* _WHAT THIS TASK INVOLVES_: Leave out the pictures and repeat everything else in the records exactly.

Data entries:
------------------------
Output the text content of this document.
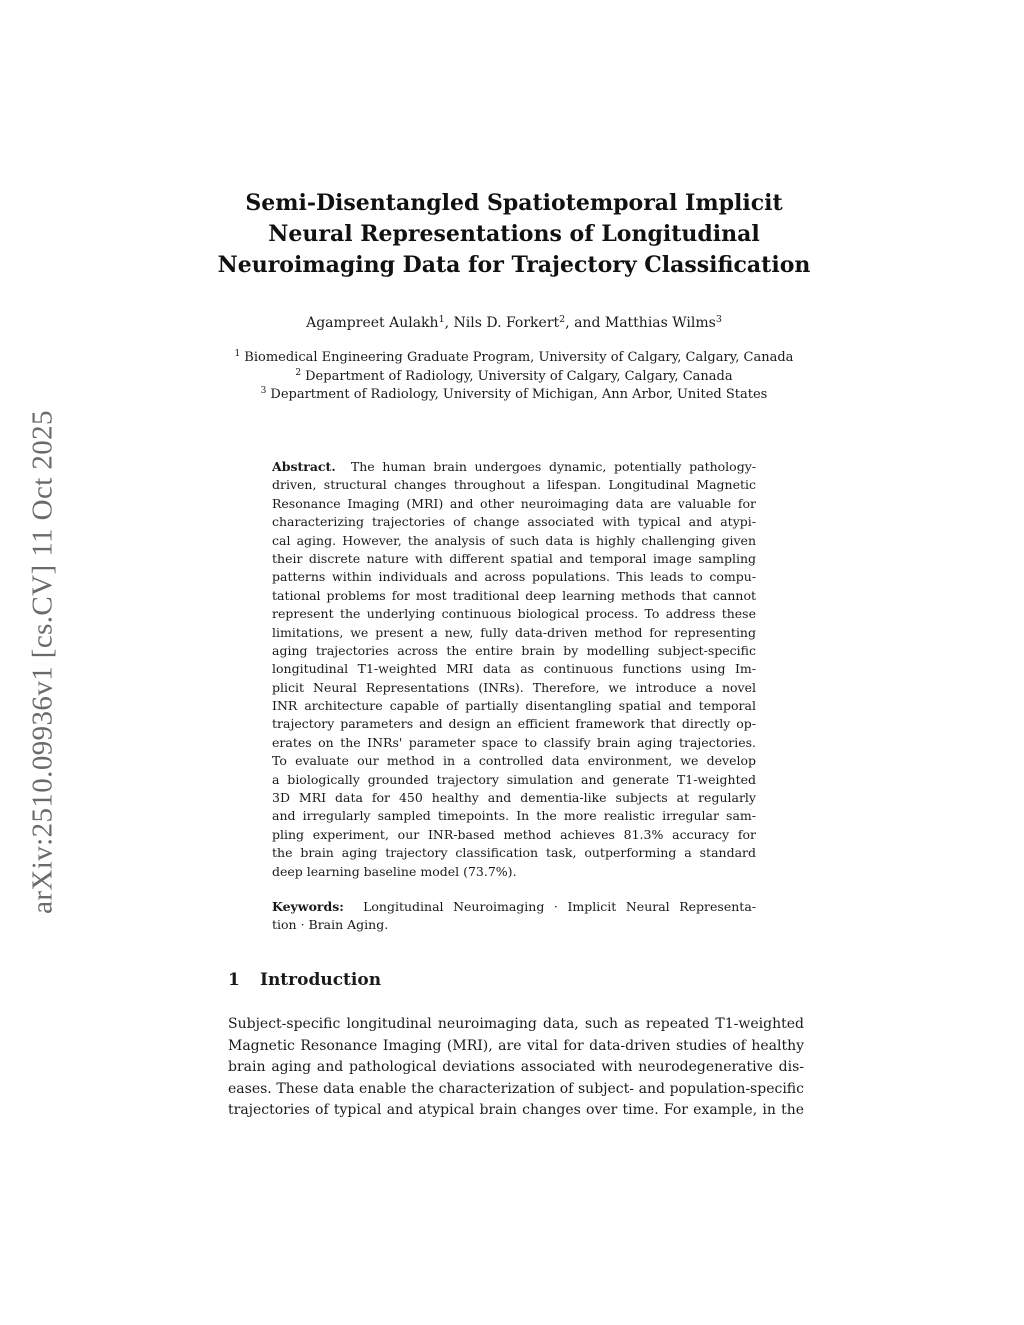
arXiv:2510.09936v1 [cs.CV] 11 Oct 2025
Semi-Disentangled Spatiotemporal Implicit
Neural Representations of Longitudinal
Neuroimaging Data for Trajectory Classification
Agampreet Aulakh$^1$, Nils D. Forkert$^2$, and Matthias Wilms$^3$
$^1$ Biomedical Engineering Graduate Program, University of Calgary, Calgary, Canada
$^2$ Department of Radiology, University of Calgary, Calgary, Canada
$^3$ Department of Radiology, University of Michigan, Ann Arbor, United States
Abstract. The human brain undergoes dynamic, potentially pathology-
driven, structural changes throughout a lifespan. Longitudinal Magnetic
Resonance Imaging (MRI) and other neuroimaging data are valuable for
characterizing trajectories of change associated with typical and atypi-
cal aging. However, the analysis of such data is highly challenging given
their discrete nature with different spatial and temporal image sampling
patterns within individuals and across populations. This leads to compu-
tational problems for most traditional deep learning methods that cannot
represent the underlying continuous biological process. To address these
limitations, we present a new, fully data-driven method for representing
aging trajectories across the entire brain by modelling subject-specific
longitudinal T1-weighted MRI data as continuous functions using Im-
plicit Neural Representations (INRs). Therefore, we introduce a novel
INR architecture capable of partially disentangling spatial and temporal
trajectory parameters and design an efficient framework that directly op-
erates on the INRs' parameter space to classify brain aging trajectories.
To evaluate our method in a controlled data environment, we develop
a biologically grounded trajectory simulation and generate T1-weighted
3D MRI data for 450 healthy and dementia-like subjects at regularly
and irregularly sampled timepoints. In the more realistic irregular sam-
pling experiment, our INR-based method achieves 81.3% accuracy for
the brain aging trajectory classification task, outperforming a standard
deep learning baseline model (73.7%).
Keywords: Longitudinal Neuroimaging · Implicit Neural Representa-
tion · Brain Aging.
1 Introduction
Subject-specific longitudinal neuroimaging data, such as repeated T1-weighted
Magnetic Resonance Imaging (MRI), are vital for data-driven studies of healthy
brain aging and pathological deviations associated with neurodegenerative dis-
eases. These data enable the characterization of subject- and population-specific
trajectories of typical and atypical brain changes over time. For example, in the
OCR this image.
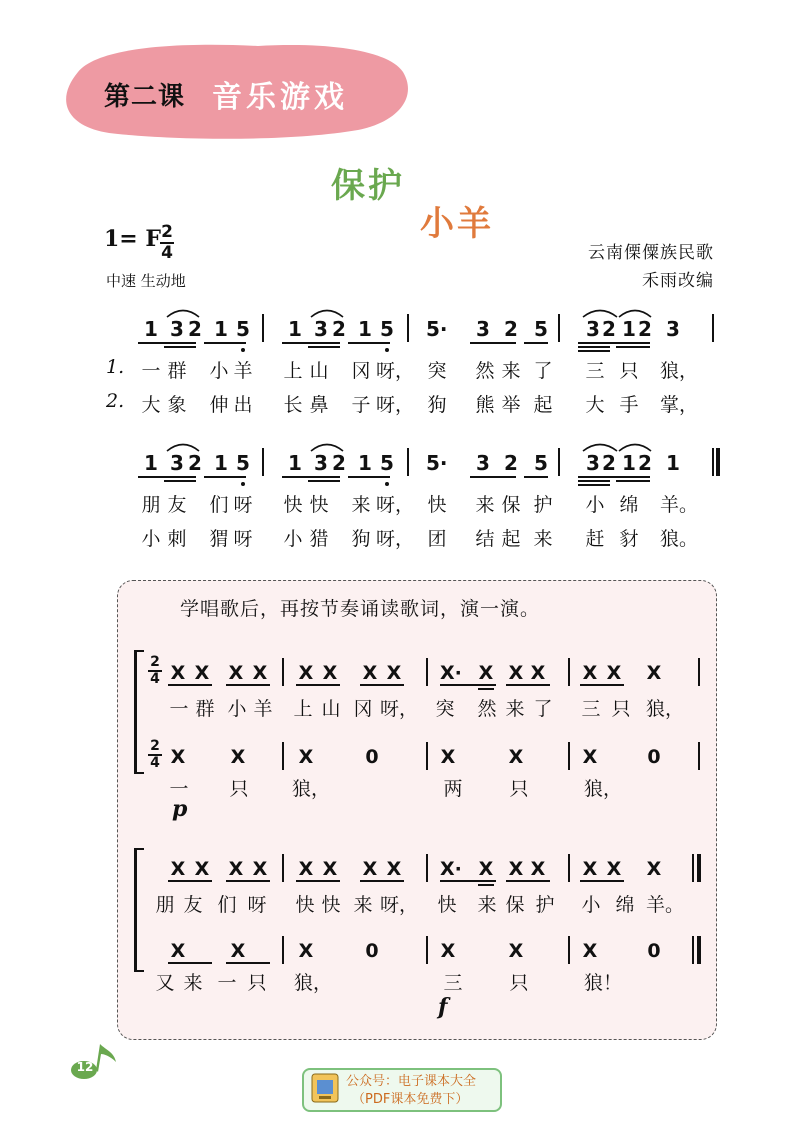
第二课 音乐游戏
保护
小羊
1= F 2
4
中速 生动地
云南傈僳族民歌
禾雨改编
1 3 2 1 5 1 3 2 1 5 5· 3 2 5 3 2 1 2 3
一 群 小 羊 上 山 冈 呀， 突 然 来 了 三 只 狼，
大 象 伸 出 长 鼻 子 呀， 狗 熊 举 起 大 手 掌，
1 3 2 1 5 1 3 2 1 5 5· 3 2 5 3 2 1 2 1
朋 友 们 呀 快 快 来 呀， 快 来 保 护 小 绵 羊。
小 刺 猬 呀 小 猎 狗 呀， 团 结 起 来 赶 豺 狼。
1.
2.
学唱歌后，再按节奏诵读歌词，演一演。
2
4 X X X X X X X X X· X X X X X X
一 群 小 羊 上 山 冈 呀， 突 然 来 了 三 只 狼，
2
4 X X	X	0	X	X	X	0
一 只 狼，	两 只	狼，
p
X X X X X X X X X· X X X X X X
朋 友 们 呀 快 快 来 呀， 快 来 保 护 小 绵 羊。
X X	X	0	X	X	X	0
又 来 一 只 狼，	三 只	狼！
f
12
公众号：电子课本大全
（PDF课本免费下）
------------------------
* _WORKED ANSWER_:
Output the text content of this document.
arXiv:2510.09936v1 [cs.CV] 11 Oct 2025
Semi-Disentangled Spatiotemporal Implicit
Neural Representations of Longitudinal
Neuroimaging Data for Trajectory Classification
Agampreet Aulakh$^1$, Nils D. Forkert$^2$, and Matthias Wilms$^3$
$^1$ Biomedical Engineering Graduate Program, University of Calgary, Calgary, Canada
$^2$ Department of Radiology, University of Calgary, Calgary, Canada
$^3$ Department of Radiology, University of Michigan, Ann Arbor, United States
Abstract. The human brain undergoes dynamic, potentially pathology-
driven, structural changes throughout a lifespan. Longitudinal Magnetic
Resonance Imaging (MRI) and other neuroimaging data are valuable for
characterizing trajectories of change associated with typical and atypi-
cal aging. However, the analysis of such data is highly challenging given
their discrete nature with different spatial and temporal image sampling
patterns within individuals and across populations. This leads to compu-
tational problems for most traditional deep learning methods that cannot
represent the underlying continuous biological process. To address these
limitations, we present a new, fully data-driven method for representing
aging trajectories across the entire brain by modelling subject-specific
longitudinal T1-weighted MRI data as continuous functions using Im-
plicit Neural Representations (INRs). Therefore, we introduce a novel
INR architecture capable of partially disentangling spatial and temporal
trajectory parameters and design an efficient framework that directly op-
erates on the INRs' parameter space to classify brain aging trajectories.
To evaluate our method in a controlled data environment, we develop
a biologically grounded trajectory simulation and generate T1-weighted
3D MRI data for 450 healthy and dementia-like subjects at regularly
and irregularly sampled timepoints. In the more realistic irregular sam-
pling experiment, our INR-based method achieves 81.3% accuracy for
the brain aging trajectory classification task, outperforming a standard
deep learning baseline model (73.7%).
Keywords: Longitudinal Neuroimaging · Implicit Neural Representa-
tion · Brain Aging.
1 Introduction
Subject-specific longitudinal neuroimaging data, such as repeated T1-weighted
Magnetic Resonance Imaging (MRI), are vital for data-driven studies of healthy
brain aging and pathological deviations associated with neurodegenerative dis-
eases. These data enable the characterization of subject- and population-specific
trajectories of typical and atypical brain changes over time. For example, in the
OCR this image.
第二课 音乐游戏
保护
小羊
1= F 2
4
中速 生动地
云南傈僳族民歌
禾雨改编
1 3 2 1 5 1 3 2 1 5 5· 3 2 5 3 2 1 2 3
一 群 小 羊 上 山 冈 呀， 突 然 来 了 三 只 狼，
大 象 伸 出 长 鼻 子 呀， 狗 熊 举 起 大 手 掌，
1 3 2 1 5 1 3 2 1 5 5· 3 2 5 3 2 1 2 1
朋 友 们 呀 快 快 来 呀， 快 来 保 护 小 绵 羊。
小 刺 猬 呀 小 猎 狗 呀， 团 结 起 来 赶 豺 狼。
1.
2.
学唱歌后，再按节奏诵读歌词，演一演。
2
4 X X X X X X X X X· X X X X X X
一 群 小 羊 上 山 冈 呀， 突 然 来 了 三 只 狼，
2
4 X X	X	0	X	X	X	0
一 只 狼，	两 只	狼，
p
X X X X X X X X X· X X X X X X
朋 友 们 呀 快 快 来 呀， 快 来 保 护 小 绵 羊。
X X	X	0	X	X	X	0
又 来 一 只 狼，	三 只	狼！
f
12
公众号：电子课本大全
（PDF课本免费下）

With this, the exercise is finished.